(Work to be completed): Reproduce each line exactly.

(Raw records)
|---|
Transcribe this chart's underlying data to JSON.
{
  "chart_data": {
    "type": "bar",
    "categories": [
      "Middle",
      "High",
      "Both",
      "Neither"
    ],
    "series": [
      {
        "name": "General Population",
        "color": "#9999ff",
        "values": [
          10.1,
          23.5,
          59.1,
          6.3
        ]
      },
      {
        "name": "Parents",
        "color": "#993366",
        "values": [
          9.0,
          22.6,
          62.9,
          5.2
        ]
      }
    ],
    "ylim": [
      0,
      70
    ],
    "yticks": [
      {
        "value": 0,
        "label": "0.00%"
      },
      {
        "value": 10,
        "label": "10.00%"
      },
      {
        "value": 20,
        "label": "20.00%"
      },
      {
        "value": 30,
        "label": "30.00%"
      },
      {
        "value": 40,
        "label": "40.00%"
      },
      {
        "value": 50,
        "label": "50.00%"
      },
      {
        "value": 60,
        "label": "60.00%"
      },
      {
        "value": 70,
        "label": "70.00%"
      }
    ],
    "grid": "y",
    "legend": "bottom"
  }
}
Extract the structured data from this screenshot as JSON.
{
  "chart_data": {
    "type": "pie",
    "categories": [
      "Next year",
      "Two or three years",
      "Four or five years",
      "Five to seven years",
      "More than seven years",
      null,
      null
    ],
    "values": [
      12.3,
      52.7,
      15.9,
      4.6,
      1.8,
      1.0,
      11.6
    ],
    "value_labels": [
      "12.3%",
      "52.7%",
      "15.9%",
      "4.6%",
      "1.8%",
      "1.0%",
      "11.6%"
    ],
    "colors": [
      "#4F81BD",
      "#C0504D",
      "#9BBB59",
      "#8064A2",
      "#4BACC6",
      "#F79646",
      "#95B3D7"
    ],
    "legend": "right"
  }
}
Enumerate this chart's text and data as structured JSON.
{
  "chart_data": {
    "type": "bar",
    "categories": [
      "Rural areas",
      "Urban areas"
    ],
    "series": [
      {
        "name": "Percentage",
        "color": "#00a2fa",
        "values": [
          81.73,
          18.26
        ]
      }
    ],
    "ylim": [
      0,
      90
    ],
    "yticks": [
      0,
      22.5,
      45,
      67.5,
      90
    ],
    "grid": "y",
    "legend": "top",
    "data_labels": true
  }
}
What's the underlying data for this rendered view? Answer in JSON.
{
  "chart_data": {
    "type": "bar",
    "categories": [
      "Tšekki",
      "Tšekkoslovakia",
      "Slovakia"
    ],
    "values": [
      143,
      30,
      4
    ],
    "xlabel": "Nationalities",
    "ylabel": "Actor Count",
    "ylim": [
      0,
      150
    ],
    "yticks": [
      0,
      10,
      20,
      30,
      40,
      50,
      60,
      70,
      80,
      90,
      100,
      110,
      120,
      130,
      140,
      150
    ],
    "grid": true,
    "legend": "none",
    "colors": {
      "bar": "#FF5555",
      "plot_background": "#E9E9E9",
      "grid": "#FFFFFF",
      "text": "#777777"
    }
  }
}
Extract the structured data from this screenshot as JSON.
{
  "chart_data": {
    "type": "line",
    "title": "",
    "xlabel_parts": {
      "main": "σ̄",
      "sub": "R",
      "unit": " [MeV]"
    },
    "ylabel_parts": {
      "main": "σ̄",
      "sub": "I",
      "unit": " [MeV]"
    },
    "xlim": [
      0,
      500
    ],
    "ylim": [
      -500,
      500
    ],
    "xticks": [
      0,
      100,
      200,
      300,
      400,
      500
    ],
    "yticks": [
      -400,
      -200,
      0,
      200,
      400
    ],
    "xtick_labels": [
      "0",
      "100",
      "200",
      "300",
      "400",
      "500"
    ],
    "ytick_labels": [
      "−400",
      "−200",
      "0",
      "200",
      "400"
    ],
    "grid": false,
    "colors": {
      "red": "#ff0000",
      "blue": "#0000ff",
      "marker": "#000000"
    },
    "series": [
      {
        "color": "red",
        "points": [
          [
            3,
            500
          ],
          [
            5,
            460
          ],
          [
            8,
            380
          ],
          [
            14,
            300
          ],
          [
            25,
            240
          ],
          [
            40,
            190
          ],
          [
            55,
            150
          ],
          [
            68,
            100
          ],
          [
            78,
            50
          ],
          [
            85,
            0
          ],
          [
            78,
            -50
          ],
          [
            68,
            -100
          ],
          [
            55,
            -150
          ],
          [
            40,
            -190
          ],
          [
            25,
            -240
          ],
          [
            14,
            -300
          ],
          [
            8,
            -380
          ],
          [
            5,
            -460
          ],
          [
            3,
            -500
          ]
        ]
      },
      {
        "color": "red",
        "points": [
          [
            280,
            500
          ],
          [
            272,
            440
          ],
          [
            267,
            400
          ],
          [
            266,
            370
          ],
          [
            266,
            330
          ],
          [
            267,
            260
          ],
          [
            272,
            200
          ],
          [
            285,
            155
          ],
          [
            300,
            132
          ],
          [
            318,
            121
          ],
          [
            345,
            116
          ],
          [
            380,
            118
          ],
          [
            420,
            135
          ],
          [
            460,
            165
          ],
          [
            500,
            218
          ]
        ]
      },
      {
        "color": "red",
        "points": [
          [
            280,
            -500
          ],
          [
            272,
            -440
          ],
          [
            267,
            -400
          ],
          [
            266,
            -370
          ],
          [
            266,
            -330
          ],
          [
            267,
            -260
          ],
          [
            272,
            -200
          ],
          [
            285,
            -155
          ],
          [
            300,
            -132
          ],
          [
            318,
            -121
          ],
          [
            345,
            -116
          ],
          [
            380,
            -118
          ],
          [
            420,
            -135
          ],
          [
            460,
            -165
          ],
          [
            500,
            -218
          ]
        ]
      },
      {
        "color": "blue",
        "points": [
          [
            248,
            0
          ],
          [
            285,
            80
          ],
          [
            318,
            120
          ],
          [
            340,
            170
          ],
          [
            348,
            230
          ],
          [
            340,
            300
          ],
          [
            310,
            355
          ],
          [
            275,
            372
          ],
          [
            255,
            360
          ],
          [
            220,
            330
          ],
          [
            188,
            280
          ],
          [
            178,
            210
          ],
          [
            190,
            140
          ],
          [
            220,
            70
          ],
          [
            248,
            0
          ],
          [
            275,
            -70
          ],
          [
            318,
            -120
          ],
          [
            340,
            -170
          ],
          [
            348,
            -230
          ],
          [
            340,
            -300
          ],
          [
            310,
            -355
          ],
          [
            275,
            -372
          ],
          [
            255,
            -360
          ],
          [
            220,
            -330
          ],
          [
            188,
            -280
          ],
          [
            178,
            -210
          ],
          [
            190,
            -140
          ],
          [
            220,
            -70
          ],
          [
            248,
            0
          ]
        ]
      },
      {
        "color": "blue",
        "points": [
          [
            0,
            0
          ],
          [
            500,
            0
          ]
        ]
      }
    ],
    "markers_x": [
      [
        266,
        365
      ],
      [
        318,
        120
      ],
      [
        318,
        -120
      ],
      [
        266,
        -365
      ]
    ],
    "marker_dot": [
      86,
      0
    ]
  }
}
|---|
(Correct answer):
Transcribe this chart's underlying data to JSON.
{
  "chart_data": {
    "type": "bar",
    "categories": [
      "Middle",
      "High",
      "Both",
      "Neither"
    ],
    "series": [
      {
        "name": "General Population",
        "color": "#9999ff",
        "values": [
          10.1,
          23.5,
          59.1,
          6.3
        ]
      },
      {
        "name": "Parents",
        "color": "#993366",
        "values": [
          9.0,
          22.6,
          62.9,
          5.2
        ]
      }
    ],
    "ylim": [
      0,
      70
    ],
    "yticks": [
      {
        "value": 0,
        "label": "0.00%"
      },
      {
        "value": 10,
        "label": "10.00%"
      },
      {
        "value": 20,
        "label": "20.00%"
      },
      {
        "value": 30,
        "label": "30.00%"
      },
      {
        "value": 40,
        "label": "40.00%"
      },
      {
        "value": 50,
        "label": "50.00%"
      },
      {
        "value": 60,
        "label": "60.00%"
      },
      {
        "value": 70,
        "label": "70.00%"
      }
    ],
    "grid": "y",
    "legend": "bottom"
  }
}
Extract the structured data from this screenshot as JSON.
{
  "chart_data": {
    "type": "pie",
    "categories": [
      "Next year",
      "Two or three years",
      "Four or five years",
      "Five to seven years",
      "More than seven years",
      null,
      null
    ],
    "values": [
      12.3,
      52.7,
      15.9,
      4.6,
      1.8,
      1.0,
      11.6
    ],
    "value_labels": [
      "12.3%",
      "52.7%",
      "15.9%",
      "4.6%",
      "1.8%",
      "1.0%",
      "11.6%"
    ],
    "colors": [
      "#4F81BD",
      "#C0504D",
      "#9BBB59",
      "#8064A2",
      "#4BACC6",
      "#F79646",
      "#95B3D7"
    ],
    "legend": "right"
  }
}
Enumerate this chart's text and data as structured JSON.
{
  "chart_data": {
    "type": "bar",
    "categories": [
      "Rural areas",
      "Urban areas"
    ],
    "series": [
      {
        "name": "Percentage",
        "color": "#00a2fa",
        "values": [
          81.73,
          18.26
        ]
      }
    ],
    "ylim": [
      0,
      90
    ],
    "yticks": [
      0,
      22.5,
      45,
      67.5,
      90
    ],
    "grid": "y",
    "legend": "top",
    "data_labels": true
  }
}
What's the underlying data for this rendered view? Answer in JSON.
{
  "chart_data": {
    "type": "bar",
    "categories": [
      "Tšekki",
      "Tšekkoslovakia",
      "Slovakia"
    ],
    "values": [
      143,
      30,
      4
    ],
    "xlabel": "Nationalities",
    "ylabel": "Actor Count",
    "ylim": [
      0,
      150
    ],
    "yticks": [
      0,
      10,
      20,
      30,
      40,
      50,
      60,
      70,
      80,
      90,
      100,
      110,
      120,
      130,
      140,
      150
    ],
    "grid": true,
    "legend": "none",
    "colors": {
      "bar": "#FF5555",
      "plot_background": "#E9E9E9",
      "grid": "#FFFFFF",
      "text": "#777777"
    }
  }
}
Extract the structured data from this screenshot as JSON.
{
  "chart_data": {
    "type": "line",
    "title": "",
    "xlabel_parts": {
      "main": "σ̄",
      "sub": "R",
      "unit": " [MeV]"
    },
    "ylabel_parts": {
      "main": "σ̄",
      "sub": "I",
      "unit": " [MeV]"
    },
    "xlim": [
      0,
      500
    ],
    "ylim": [
      -500,
      500
    ],
    "xticks": [
      0,
      100,
      200,
      300,
      400,
      500
    ],
    "yticks": [
      -400,
      -200,
      0,
      200,
      400
    ],
    "xtick_labels": [
      "0",
      "100",
      "200",
      "300",
      "400",
      "500"
    ],
    "ytick_labels": [
      "−400",
      "−200",
      "0",
      "200",
      "400"
    ],
    "grid": false,
    "colors": {
      "red": "#ff0000",
      "blue": "#0000ff",
      "marker": "#000000"
    },
    "series": [
      {
        "color": "red",
        "points": [
          [
            3,
            500
          ],
          [
            5,
            460
          ],
          [
            8,
            380
          ],
          [
            14,
            300
          ],
          [
            25,
            240
          ],
          [
            40,
            190
          ],
          [
            55,
            150
          ],
          [
            68,
            100
          ],
          [
            78,
            50
          ],
          [
            85,
            0
          ],
          [
            78,
            -50
          ],
          [
            68,
            -100
          ],
          [
            55,
            -150
          ],
          [
            40,
            -190
          ],
          [
            25,
            -240
          ],
          [
            14,
            -300
          ],
          [
            8,
            -380
          ],
          [
            5,
            -460
          ],
          [
            3,
            -500
          ]
        ]
      },
      {
        "color": "red",
        "points": [
          [
            280,
            500
          ],
          [
            272,
            440
          ],
          [
            267,
            400
          ],
          [
            266,
            370
          ],
          [
            266,
            330
          ],
          [
            267,
            260
          ],
          [
            272,
            200
          ],
          [
            285,
            155
          ],
          [
            300,
            132
          ],
          [
            318,
            121
          ],
          [
            345,
            116
          ],
          [
            380,
            118
          ],
          [
            420,
            135
          ],
          [
            460,
            165
          ],
          [
            500,
            218
          ]
        ]
      },
      {
        "color": "red",
        "points": [
          [
            280,
            -500
          ],
          [
            272,
            -440
          ],
          [
            267,
            -400
          ],
          [
            266,
            -370
          ],
          [
            266,
            -330
          ],
          [
            267,
            -260
          ],
          [
            272,
            -200
          ],
          [
            285,
            -155
          ],
          [
            300,
            -132
          ],
          [
            318,
            -121
          ],
          [
            345,
            -116
          ],
          [
            380,
            -118
          ],
          [
            420,
            -135
          ],
          [
            460,
            -165
          ],
          [
            500,
            -218
          ]
        ]
      },
      {
        "color": "blue",
        "points": [
          [
            248,
            0
          ],
          [
            285,
            80
          ],
          [
            318,
            120
          ],
          [
            340,
            170
          ],
          [
            348,
            230
          ],
          [
            340,
            300
          ],
          [
            310,
            355
          ],
          [
            275,
            372
          ],
          [
            255,
            360
          ],
          [
            220,
            330
          ],
          [
            188,
            280
          ],
          [
            178,
            210
          ],
          [
            190,
            140
          ],
          [
            220,
            70
          ],
          [
            248,
            0
          ],
          [
            275,
            -70
          ],
          [
            318,
            -120
          ],
          [
            340,
            -170
          ],
          [
            348,
            -230
          ],
          [
            340,
            -300
          ],
          [
            310,
            -355
          ],
          [
            275,
            -372
          ],
          [
            255,
            -360
          ],
          [
            220,
            -330
          ],
          [
            188,
            -280
          ],
          [
            178,
            -210
          ],
          [
            190,
            -140
          ],
          [
            220,
            -70
          ],
          [
            248,
            0
          ]
        ]
      },
      {
        "color": "blue",
        "points": [
          [
            0,
            0
          ],
          [
            500,
            0
          ]
        ]
      }
    ],
    "markers_x": [
      [
        266,
        365
      ],
      [
        318,
        120
      ],
      [
        318,
        -120
      ],
      [
        266,
        -365
      ]
    ],
    "marker_dot": [
      86,
      0
    ]
  }
}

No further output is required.